**Given task:** Return each line containing the string "Fund".

********************

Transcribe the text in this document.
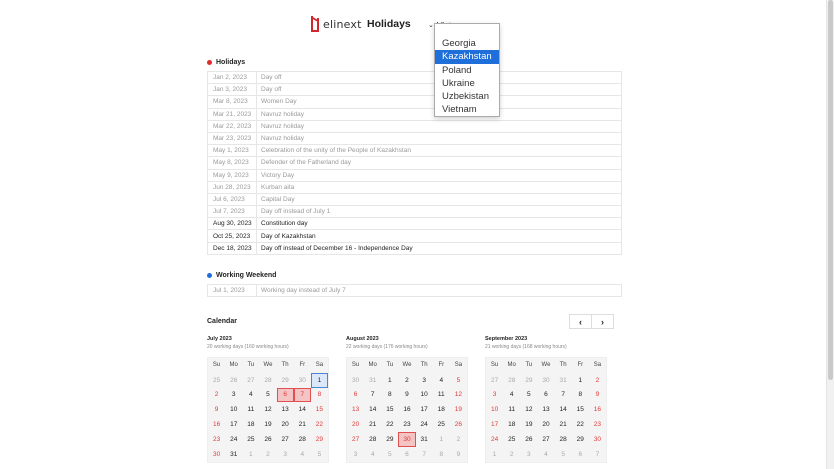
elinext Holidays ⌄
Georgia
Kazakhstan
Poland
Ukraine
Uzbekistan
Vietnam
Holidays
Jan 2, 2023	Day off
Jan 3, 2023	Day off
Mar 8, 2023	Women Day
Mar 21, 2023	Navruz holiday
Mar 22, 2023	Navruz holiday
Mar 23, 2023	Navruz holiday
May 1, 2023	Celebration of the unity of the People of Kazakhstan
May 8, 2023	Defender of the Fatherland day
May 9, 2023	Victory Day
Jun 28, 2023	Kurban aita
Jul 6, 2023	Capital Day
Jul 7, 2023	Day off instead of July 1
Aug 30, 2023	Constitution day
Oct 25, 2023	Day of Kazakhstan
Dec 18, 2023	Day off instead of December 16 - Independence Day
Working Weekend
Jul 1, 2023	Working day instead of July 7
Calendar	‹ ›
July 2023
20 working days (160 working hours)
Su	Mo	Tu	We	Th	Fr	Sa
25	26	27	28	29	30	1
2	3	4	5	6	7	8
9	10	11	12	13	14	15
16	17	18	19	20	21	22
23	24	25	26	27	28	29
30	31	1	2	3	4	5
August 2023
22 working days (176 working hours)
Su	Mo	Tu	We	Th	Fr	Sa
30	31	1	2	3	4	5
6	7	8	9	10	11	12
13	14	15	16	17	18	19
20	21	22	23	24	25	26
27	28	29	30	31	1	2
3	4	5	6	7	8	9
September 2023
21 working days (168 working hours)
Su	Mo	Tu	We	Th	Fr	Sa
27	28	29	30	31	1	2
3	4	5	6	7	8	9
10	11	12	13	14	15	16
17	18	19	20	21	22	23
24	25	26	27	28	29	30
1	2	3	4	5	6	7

********************

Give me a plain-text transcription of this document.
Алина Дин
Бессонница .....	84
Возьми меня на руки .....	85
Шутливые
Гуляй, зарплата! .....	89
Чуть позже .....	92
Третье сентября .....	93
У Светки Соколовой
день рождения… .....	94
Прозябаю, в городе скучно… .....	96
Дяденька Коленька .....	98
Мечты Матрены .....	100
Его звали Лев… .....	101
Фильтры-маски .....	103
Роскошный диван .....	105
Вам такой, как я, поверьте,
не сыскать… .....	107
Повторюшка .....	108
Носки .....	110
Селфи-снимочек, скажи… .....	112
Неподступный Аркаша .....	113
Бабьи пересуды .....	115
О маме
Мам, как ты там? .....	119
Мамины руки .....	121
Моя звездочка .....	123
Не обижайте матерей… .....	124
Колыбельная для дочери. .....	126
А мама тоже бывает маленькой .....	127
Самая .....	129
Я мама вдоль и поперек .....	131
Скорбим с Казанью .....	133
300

********************

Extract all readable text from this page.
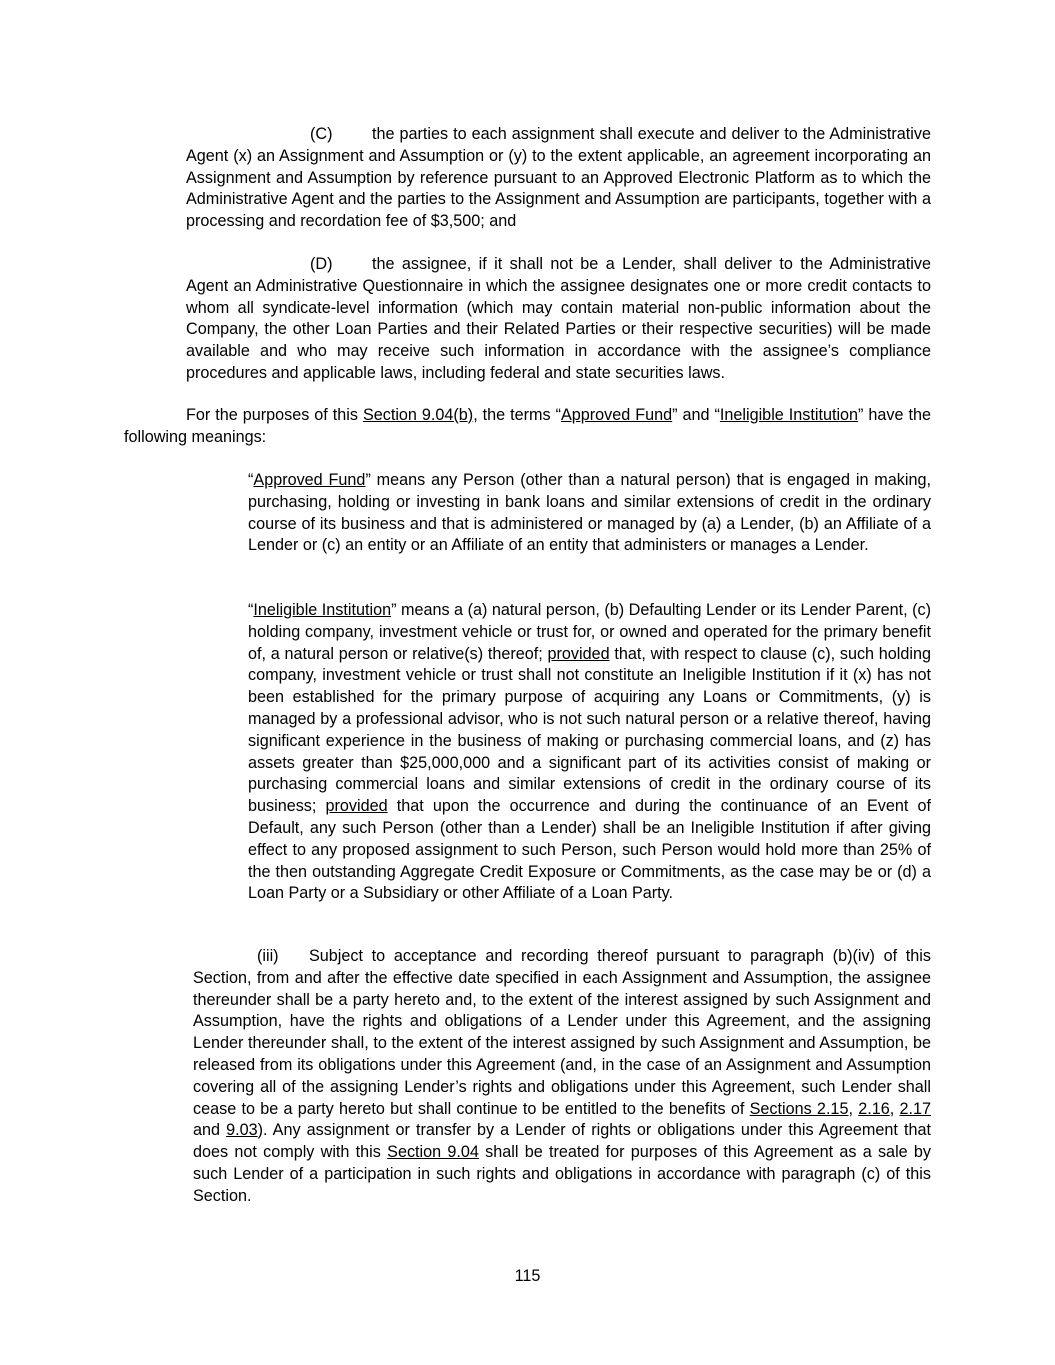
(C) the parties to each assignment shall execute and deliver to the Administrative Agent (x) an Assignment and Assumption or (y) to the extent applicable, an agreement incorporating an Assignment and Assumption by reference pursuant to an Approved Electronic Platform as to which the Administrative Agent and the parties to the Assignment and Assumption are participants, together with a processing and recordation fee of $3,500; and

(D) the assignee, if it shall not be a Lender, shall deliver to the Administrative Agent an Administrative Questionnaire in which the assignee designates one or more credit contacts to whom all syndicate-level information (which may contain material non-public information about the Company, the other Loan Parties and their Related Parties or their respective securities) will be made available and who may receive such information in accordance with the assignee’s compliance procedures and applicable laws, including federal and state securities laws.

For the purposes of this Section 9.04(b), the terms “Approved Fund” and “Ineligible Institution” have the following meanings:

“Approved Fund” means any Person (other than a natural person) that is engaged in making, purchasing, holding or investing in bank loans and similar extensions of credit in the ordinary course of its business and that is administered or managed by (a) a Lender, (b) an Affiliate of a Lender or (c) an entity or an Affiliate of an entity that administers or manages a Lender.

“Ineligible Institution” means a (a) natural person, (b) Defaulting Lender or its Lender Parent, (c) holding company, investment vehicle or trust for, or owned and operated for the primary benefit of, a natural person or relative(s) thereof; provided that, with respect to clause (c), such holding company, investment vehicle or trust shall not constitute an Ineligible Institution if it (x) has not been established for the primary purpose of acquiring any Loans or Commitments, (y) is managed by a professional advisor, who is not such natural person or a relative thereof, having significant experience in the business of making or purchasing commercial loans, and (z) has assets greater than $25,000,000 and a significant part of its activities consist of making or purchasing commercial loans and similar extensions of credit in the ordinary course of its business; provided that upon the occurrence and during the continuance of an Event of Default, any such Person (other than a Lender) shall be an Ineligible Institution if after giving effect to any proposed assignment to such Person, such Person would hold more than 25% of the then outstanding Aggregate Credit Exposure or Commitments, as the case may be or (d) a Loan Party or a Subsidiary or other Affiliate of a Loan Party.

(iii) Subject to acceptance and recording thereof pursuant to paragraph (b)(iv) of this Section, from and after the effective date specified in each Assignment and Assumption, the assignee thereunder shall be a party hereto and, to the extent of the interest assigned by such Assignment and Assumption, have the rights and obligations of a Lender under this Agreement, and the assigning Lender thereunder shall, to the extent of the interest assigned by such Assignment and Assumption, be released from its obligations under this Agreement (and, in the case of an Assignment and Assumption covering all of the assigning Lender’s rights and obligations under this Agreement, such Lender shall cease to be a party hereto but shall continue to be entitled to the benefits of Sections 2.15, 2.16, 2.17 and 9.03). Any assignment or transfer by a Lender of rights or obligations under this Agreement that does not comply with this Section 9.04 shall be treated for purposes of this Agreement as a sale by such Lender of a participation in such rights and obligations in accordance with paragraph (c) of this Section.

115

********************

**Solution to this task:**
For the purposes of this Section 9.04(b), the terms “Approved Fund” and “Ineligible Institution” have the following meanings:
“Approved Fund” means any Person (other than a natural person) that is engaged in making, purchasing, holding or investing in bank loans and similar extensions of credit in the ordinary course of its business and that is administered or managed by (a) a Lender, (b) an Affiliate of a Lender or (c) an entity or an Affiliate of an entity that administers or manages a Lender.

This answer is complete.